▶ **Aufgaben**
**1)** In welchem Monat soll die Wahl laut dem Text über Myanmars Wahlpläne stattfinden?
**2)** Fahre mit dem Text über Myanmars Wahlpläne im Anschluss an seinen letzten Satz fort.

▶ **Textauszug**
Zwei Jahre nach dem Putsch: Myanmars Regime plant Wahlen

Dafür, dass Myanmars Militär seit Jahrzehnten darum bemüht ist, dem Land notfalls mit einem Höchstmaß an Brutalität seinen Willen aufzuzwingen, ist es erstaunlich fixiert auf Wahlen. Auch genau zwei Jahre nach dem abermaligen Militärputsch am 1. Februar 2021 ist die Frage, ob es in diesem Jahr zu der für August geplanten Wahl kommen wird, wieder das vorherrschende Thema.

Zum Unabhängigkeitstag am 4. Januar hatte der Diktator Min Aung Hlaing noch einmal seine Absicht bekräftigt, in diesem Jahr Wahlen abhalten zu wollen. Vergangene Woche hatte das Regime außerdem neue Regeln für die Registrierung von Parteien verabschiedet, die von einer südostasiatischen Parlamentariergruppe sogar als „Angriff auf die Demokratie“ bezeichnet werden. Denn sie sind so gestaltet, dass die Opposition von Beginn an weitgehend ausgeschlossen wird.

So verlangt das Gesetz etwa, dass sich alle Parteien innerhalb von 60 Tagen neu registrieren müssen. Sie müssen ein Register von mindestens 100.000 Mitgliedern vorweisen und in mindestens der Hälfte der Gemeinden Niederlassungen haben und Kandidaten aufstellen. Parteien können aufgelöst werden, wenn sie als unrechtmäßig eingestuft werden und Verbindungen zu „Terroristen“ unterhalten. Menschenrechtler sehen dies vor allem als Stich gegen die Nationalliga für Demokratie (NLD) der Partei der inhaftierten Friedensnobelpreisträgerin und entmachteten Staatsrätin Aung San Suu Kyi, aus der auch die Mitglieder der Gegenregierung (NUG) kommen. Denn wie die demokratischen Experimente vor dem Coup noch einmal gezeigt haben, gewinnt die NLD freie Wahlen in der Regel mit überwältigender Mehrheit.

▶ **Erfasste Daten**

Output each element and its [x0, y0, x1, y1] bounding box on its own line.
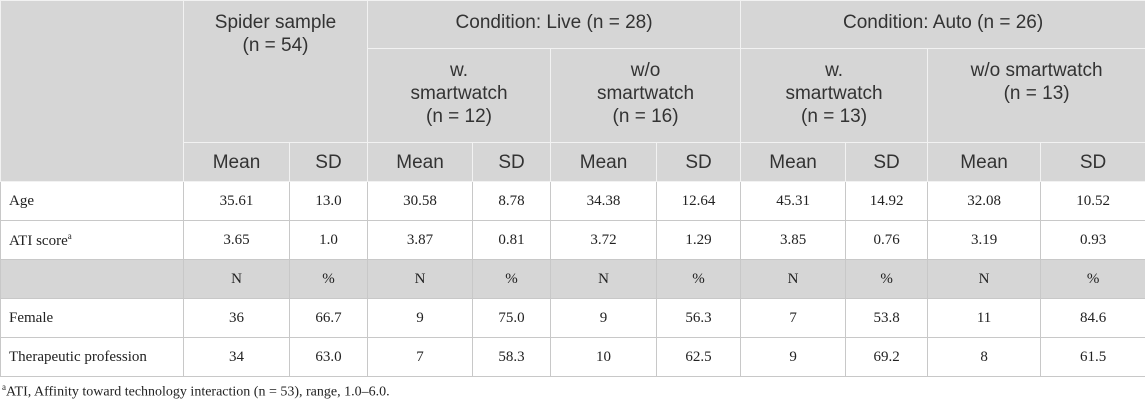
count-header-row: N% N% N% N% N% — [0, 259, 1145, 299]
table-cell: 30.58 — [367, 181, 474, 221]
stat-header: Mean — [183, 142, 290, 182]
table-cell: 8 — [927, 337, 1042, 377]
count-header: N — [550, 259, 658, 299]
footnote: aATI, Affinity toward technology interac… — [2, 382, 1145, 401]
table-cell: 84.6 — [1040, 298, 1145, 338]
group-header: Condition: Live (n = 28) — [367, 0, 742, 49]
table-cell: 69.2 — [845, 337, 929, 377]
table-cell: 9 — [740, 337, 847, 377]
table-row: Therapeutic profession 34 63.0 7 58.3 10 62.5 9… — [0, 337, 1145, 377]
table-cell: 66.7 — [288, 298, 369, 338]
table-cell: 3.87 — [367, 220, 474, 260]
table-cell: 3.72 — [550, 220, 658, 260]
table-cell: 1.29 — [656, 220, 742, 260]
subgroup-header: w. smartwatch (n = 13) — [740, 48, 929, 143]
table-cell: 35.61 — [183, 181, 290, 221]
table-cell: 10 — [550, 337, 658, 377]
stat-header: Mean — [927, 142, 1042, 182]
table-row: Age 35.61 13.0 30.58 8.78 34.38 12.64 45.31 14.9… — [0, 181, 1145, 221]
table-cell: 32.08 — [927, 181, 1042, 221]
count-header: % — [288, 259, 369, 299]
table-cell: 0.76 — [845, 220, 929, 260]
table-cell: 10.52 — [1040, 181, 1145, 221]
header-row: Spider sample (n = 54) Condition: Live (… — [0, 0, 1145, 182]
corner-cell — [0, 0, 184, 182]
table-header: Spider sample (n = 54) Condition: Live (… — [0, 0, 1145, 182]
row-label-text: Age — [9, 192, 34, 209]
count-header: % — [656, 259, 742, 299]
table-row: Female 36 66.7 9 75.0 9 56.3 7 53.8 11 84.6 — [0, 298, 1145, 338]
table-cell: 3.19 — [927, 220, 1042, 260]
table-cell: 34.38 — [550, 181, 658, 221]
table-cell: 3.65 — [183, 220, 290, 260]
table-cell: 11 — [927, 298, 1042, 338]
row-label-text: Therapeutic profession — [9, 348, 147, 365]
subgroup-header: w/o smartwatch (n = 13) — [927, 48, 1145, 143]
table-cell: 62.5 — [656, 337, 742, 377]
group-header: Condition: Auto (n = 26) — [740, 0, 1145, 49]
count-header: % — [845, 259, 929, 299]
stat-header: Mean — [550, 142, 658, 182]
count-header: N — [740, 259, 847, 299]
table-cell: 34 — [183, 337, 290, 377]
table-cell: 1.0 — [288, 220, 369, 260]
table-cell: 56.3 — [656, 298, 742, 338]
table-cell: 75.0 — [472, 298, 552, 338]
row-label — [0, 259, 184, 299]
group-header: Spider sample (n = 54) — [182, 0, 369, 143]
row-label-text: ATI score — [9, 232, 68, 249]
stat-header: SD — [845, 142, 929, 182]
row-label: ATI scorea — [0, 220, 184, 260]
table-cell: 8.78 — [472, 181, 552, 221]
table-cell: 3.85 — [740, 220, 847, 260]
row-label-text: Female — [9, 309, 54, 326]
table-cell: 53.8 — [845, 298, 929, 338]
table-cell: 63.0 — [288, 337, 369, 377]
table-cell: 7 — [367, 337, 474, 377]
footnote-marker: a — [2, 382, 6, 392]
count-header: N — [367, 259, 474, 299]
stat-header: Mean — [367, 142, 474, 182]
count-header: N — [927, 259, 1042, 299]
footnote-text: ATI, Affinity toward technology interact… — [6, 384, 390, 400]
subgroup-header: w/o smartwatch (n = 16) — [550, 48, 742, 143]
table-cell: 0.93 — [1040, 220, 1145, 260]
stat-header: SD — [656, 142, 742, 182]
table-cell: 36 — [183, 298, 290, 338]
table-cell: 61.5 — [1040, 337, 1145, 377]
table-row: ATI scorea 3.65 1.0 3.87 0.81 3.72 1.29 3.85 0.7… — [0, 220, 1145, 260]
table-cell: 14.92 — [845, 181, 929, 221]
row-label: Therapeutic profession — [0, 337, 184, 377]
header-row: w. smartwatch (n = 12) w/o smartwatch (n … — [1, 48, 1145, 143]
table-cell: 0.81 — [472, 220, 552, 260]
count-header: N — [183, 259, 290, 299]
stat-header: SD — [1040, 142, 1145, 182]
note-marker: a — [67, 230, 72, 241]
table-cell: 12.64 — [656, 181, 742, 221]
table-cell: 45.31 — [740, 181, 847, 221]
count-header: % — [1040, 259, 1145, 299]
table-cell: 13.0 — [288, 181, 369, 221]
subgroup-header: w. smartwatch (n = 12) — [367, 48, 552, 143]
header-row: Mean SD Mean SD Mean SD Mean SD Mean SD — [1, 142, 1145, 182]
stat-header: Mean — [740, 142, 847, 182]
row-label: Age — [0, 181, 184, 221]
table-cell: 7 — [740, 298, 847, 338]
table-cell: 58.3 — [472, 337, 552, 377]
stat-header: SD — [288, 142, 369, 182]
table-cell: 9 — [550, 298, 658, 338]
table-cell: 9 — [367, 298, 474, 338]
table-body: Age 35.61 13.0 30.58 8.78 34.38 12.64 45.31 14.9… — [0, 181, 1145, 377]
count-header: % — [472, 259, 552, 299]
data-table: Spider sample (n = 54) Condition: Live (… — [0, 0, 1145, 377]
stat-header: SD — [472, 142, 552, 182]
row-label: Female — [0, 298, 184, 338]
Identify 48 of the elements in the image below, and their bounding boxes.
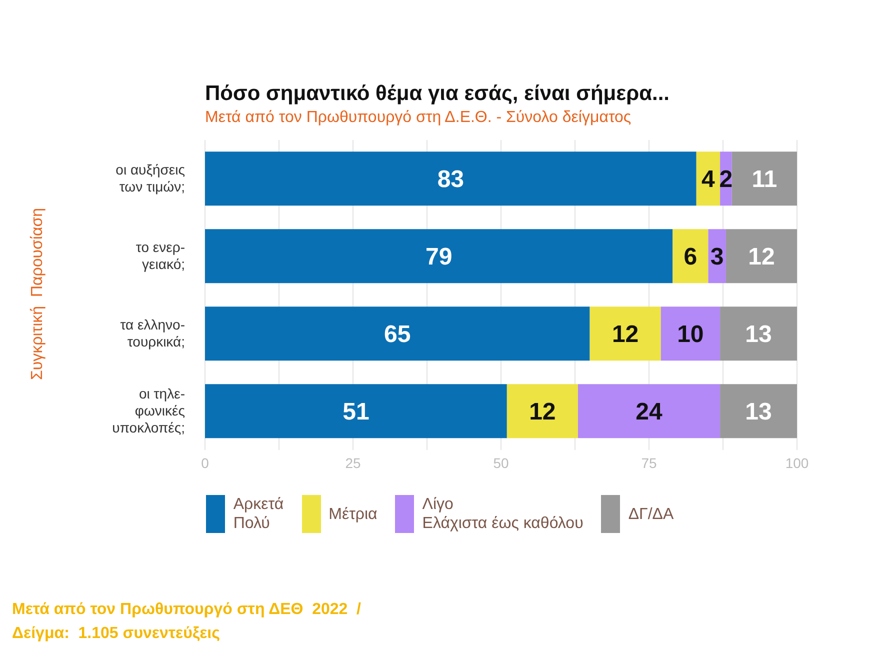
- bar: [506, 384, 578, 438]
- legend-label: Μέτρια: [328, 504, 378, 524]
- bar: [590, 306, 661, 361]
- bar: [205, 152, 696, 206]
- data-label: 65: [384, 321, 411, 348]
- bar: [578, 384, 720, 438]
- text: Μετά από τον Πρωθυπουργό στη ΔΕΘ 2022 /: [12, 600, 361, 620]
- bar: [205, 306, 590, 361]
- data-label: 3: [710, 244, 724, 271]
- legend-label: ΔΓ/ΔΑ: [628, 504, 674, 524]
- bar: [720, 306, 797, 361]
- bar: [205, 384, 507, 438]
- text: Συγκριτική Παρουσίαση: [29, 208, 47, 380]
- bar: [720, 384, 797, 438]
- data-label: 79: [425, 244, 452, 271]
- data-label: 24: [636, 398, 663, 426]
- x-tick-label: 100: [785, 454, 809, 471]
- data-label: 4: [702, 166, 716, 194]
- data-label: 10: [677, 321, 704, 348]
- data-label: 13: [745, 398, 772, 426]
- bar: [660, 306, 720, 361]
- y-tick-label: το ενερ- γειακό;: [136, 238, 186, 272]
- data-label: 2: [719, 166, 733, 194]
- legend-label: Αρκετά Πολύ: [233, 495, 284, 533]
- data-label: 13: [745, 321, 772, 348]
- data-label: 6: [684, 244, 698, 271]
- x-tick-label: 50: [493, 454, 509, 471]
- x-tick-label: 75: [641, 454, 657, 471]
- bar: [726, 229, 797, 284]
- bar: [696, 152, 720, 206]
- bar: [672, 229, 708, 284]
- text: Δείγμα: 1.105 συνεντεύξεις: [12, 624, 221, 644]
- chart-title: Πόσο σημαντικό θέμα για εσάς, είναι σήμερα...: [205, 82, 670, 106]
- data-label: 83: [437, 166, 464, 194]
- x-tick-label: 25: [345, 454, 361, 471]
- data-label: 12: [612, 321, 639, 348]
- bar: [732, 152, 797, 206]
- legend-label: Λίγο Ελάχιστα έως καθόλου: [422, 495, 584, 533]
- y-tick-label: τα ελληνο- τουρκικά;: [120, 316, 186, 349]
- chart-subtitle: Μετά από τον Πρωθυπουργό στη Δ.Ε.Θ. - Σύνολο δείγματος: [205, 109, 632, 127]
- data-label: 51: [342, 398, 370, 426]
- y-tick-label: οι αυξήσεις των τιμών;: [116, 160, 186, 194]
- data-label: 12: [529, 398, 556, 426]
- y-tick-label: οι τηλε- φωνικές υποκλοπές;: [112, 384, 186, 435]
- x-tick-label: 0: [201, 454, 210, 471]
- data-label: 12: [748, 244, 775, 271]
- data-label: 11: [752, 166, 778, 194]
- bar: [205, 229, 673, 284]
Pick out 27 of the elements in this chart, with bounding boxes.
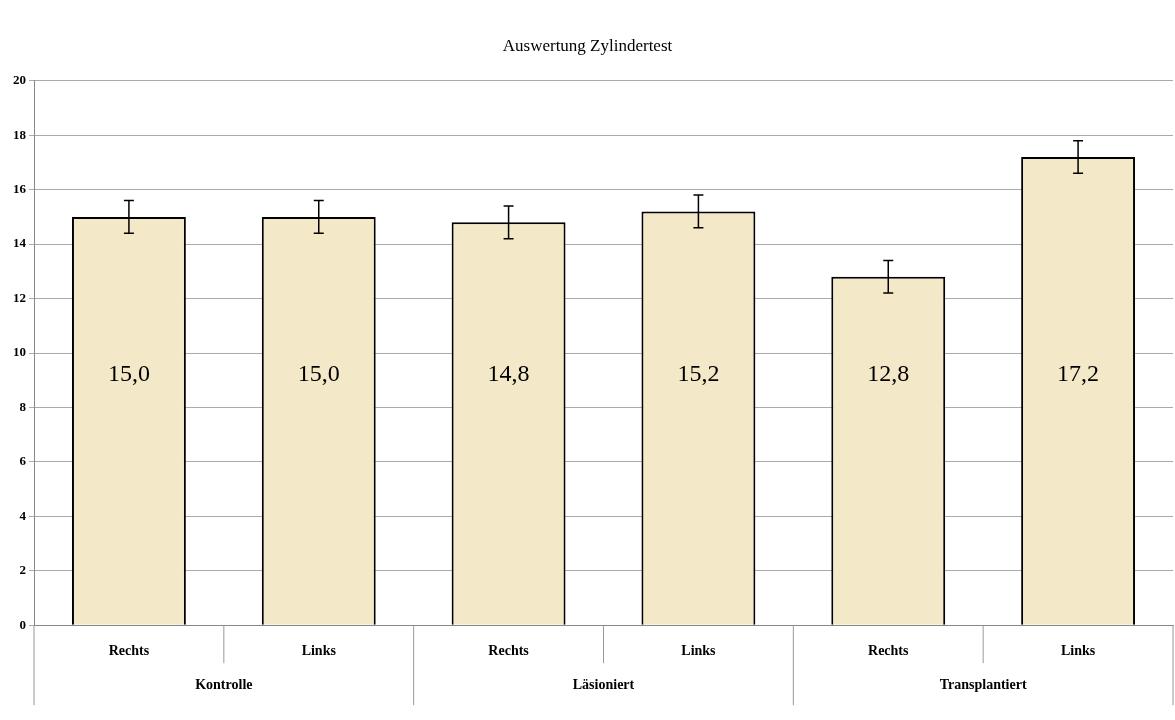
y-tick-label: 2 (19, 562, 26, 578)
y-tick-label: 8 (19, 398, 27, 414)
y-tick-label: 16 (13, 181, 27, 197)
y-tick-label: 20 (13, 72, 26, 88)
y-tick-label: 14 (13, 235, 27, 251)
x-tick-label: Links (301, 643, 337, 659)
text: Transplantiert (939, 676, 1027, 692)
data-label: 15,0 (107, 360, 150, 387)
x-tick-label: Links (1060, 643, 1096, 659)
y-tick-label: 18 (13, 126, 27, 142)
text: Kontrolle (195, 676, 253, 692)
y-tick-label: 12 (13, 289, 26, 305)
y-tick-label: 0 (19, 616, 26, 632)
data-label: 15,0 (297, 360, 340, 387)
chart-title: Auswertung Zylindertest (501, 36, 674, 56)
y-tick-label: 4 (19, 507, 27, 523)
x-tick-label: Rechts (108, 643, 150, 659)
data-label: 14,8 (487, 360, 530, 387)
x-tick-label: Rechts (488, 643, 530, 659)
y-tick-label: 10 (13, 344, 26, 360)
data-label: 17,2 (1057, 360, 1100, 387)
data-label: 12,8 (867, 360, 910, 387)
x-tick-label: Rechts (868, 643, 910, 659)
data-label: 15,2 (677, 360, 720, 387)
text: Läsioniert (572, 676, 635, 692)
y-tick-label: 6 (19, 453, 27, 469)
x-tick-label: Links (681, 643, 717, 659)
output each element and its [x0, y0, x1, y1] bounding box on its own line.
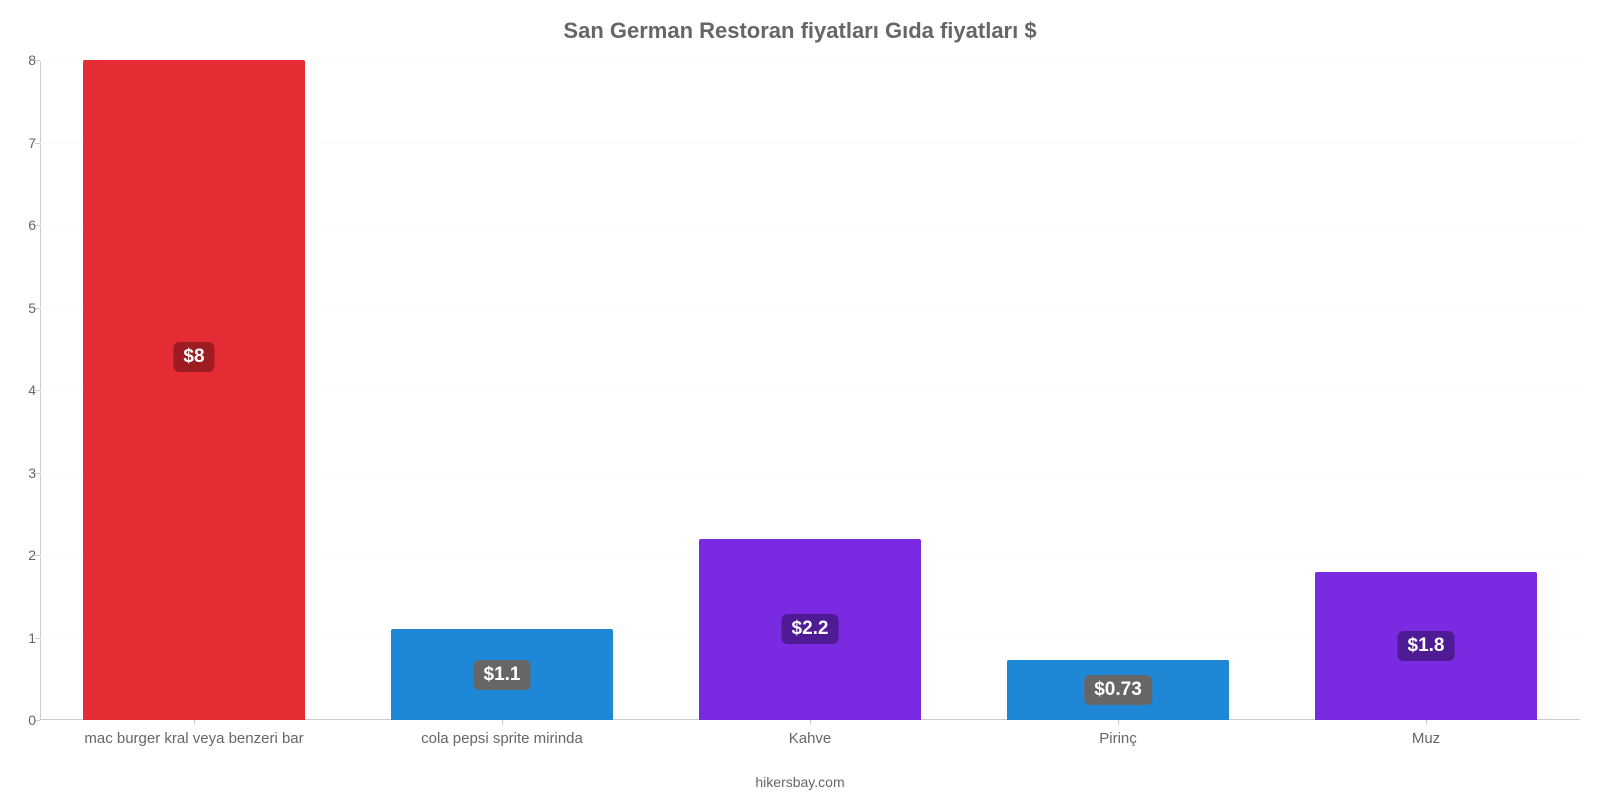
- xtick-mark: [1426, 720, 1427, 725]
- xtick-label: Muz: [1412, 730, 1440, 747]
- chart-title: San German Restoran fiyatları Gıda fiyat…: [0, 18, 1600, 44]
- xtick-label: mac burger kral veya benzeri bar: [84, 730, 303, 747]
- ytick-label: 1: [12, 630, 36, 646]
- bar-value-badge: $8: [173, 342, 214, 372]
- xtick-label: Kahve: [789, 730, 832, 747]
- bar-value-badge: $1.1: [474, 660, 531, 690]
- ytick-label: 0: [12, 712, 36, 728]
- xtick-mark: [194, 720, 195, 725]
- ytick-label: 8: [12, 52, 36, 68]
- xtick-mark: [810, 720, 811, 725]
- xtick-mark: [502, 720, 503, 725]
- ytick-label: 6: [12, 217, 36, 233]
- bar-value-badge: $2.2: [782, 614, 839, 644]
- xtick-label: cola pepsi sprite mirinda: [421, 730, 583, 747]
- ytick-label: 7: [12, 135, 36, 151]
- bar-value-badge: $0.73: [1084, 675, 1152, 705]
- ytick-label: 4: [12, 382, 36, 398]
- bar: [83, 60, 305, 720]
- plot-area: 012345678$8mac burger kral veya benzeri …: [40, 60, 1580, 720]
- xtick-label: Pirinç: [1099, 730, 1137, 747]
- ytick-label: 3: [12, 465, 36, 481]
- ytick-label: 2: [12, 547, 36, 563]
- bar-value-badge: $1.8: [1398, 631, 1455, 661]
- xtick-mark: [1118, 720, 1119, 725]
- price-bar-chart: San German Restoran fiyatları Gıda fiyat…: [0, 0, 1600, 800]
- chart-credit: hikersbay.com: [0, 774, 1600, 790]
- ytick-label: 5: [12, 300, 36, 316]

▶ **Antworten**
**1)** Im August.

**2)**
In einer Mitteilung wies die Partei die Wahl als „Schwindel“ zurück. Jeder, der sich daran beteilige, mache sich des Hochverrats schuldig. Denn sollte in diesem Jahr tatsächlich eine Wahl stattfinden, wollen die Militärs sichergehen, dass ihre Verbündeten die meisten Stimmen bekommen. Amerikanische Diplomaten wie Derek Chollet halten es deshalb für ausgeschlossen, dass die Wahl „frei und fair“ ablaufen könnte. Sie sei ein durchschaubarer Versuch, den Putsch zu legitimieren, sagte Chollet kürzlich dem Sender Voice of America. Darüber hinaus gibt es Zweifel, dass das Regime überhaupt einen landesweiten Urnengang durchziehen könnte. Große Teile des Landes stehen unter Kontrolle ethnischer Rebellen und Widerstandskämpfer. Das Militär kontrolliere nur bis zu 50 Prozent des Territoriums, sagte Chollet.

Regimevertreter als Ziel von Attacken

Bei der laufenden Wählerregistrierung werden die Regimevertreter schon heute Ziel von Attacken. Das räumt auch das Regime ein. Es komme zu diversen „subversiven Aktivitäten“, sagte der Sprecher Zaw Min Tun. Es sei deshalb nicht sicher, ob die Wahlen stattfinden könnten. Sollte es tatsächlich zu einem Urnengang kommen, droht Menschenrechtlern und Fachleuten zufolge eine Welle der Gewalt. Beide Seiten dürften ihre Angriffe intensivieren. „Sofern nicht vorausgesetzt ist, dass das Volk Myanmar seine politischen Rechte frei wahrnehmen kann, droht mit der geplanten Wahl das Risiko verschärfter Instabilität“, ließ UN-Generalsekretär António Guterres durch einen Sprecher verlauten.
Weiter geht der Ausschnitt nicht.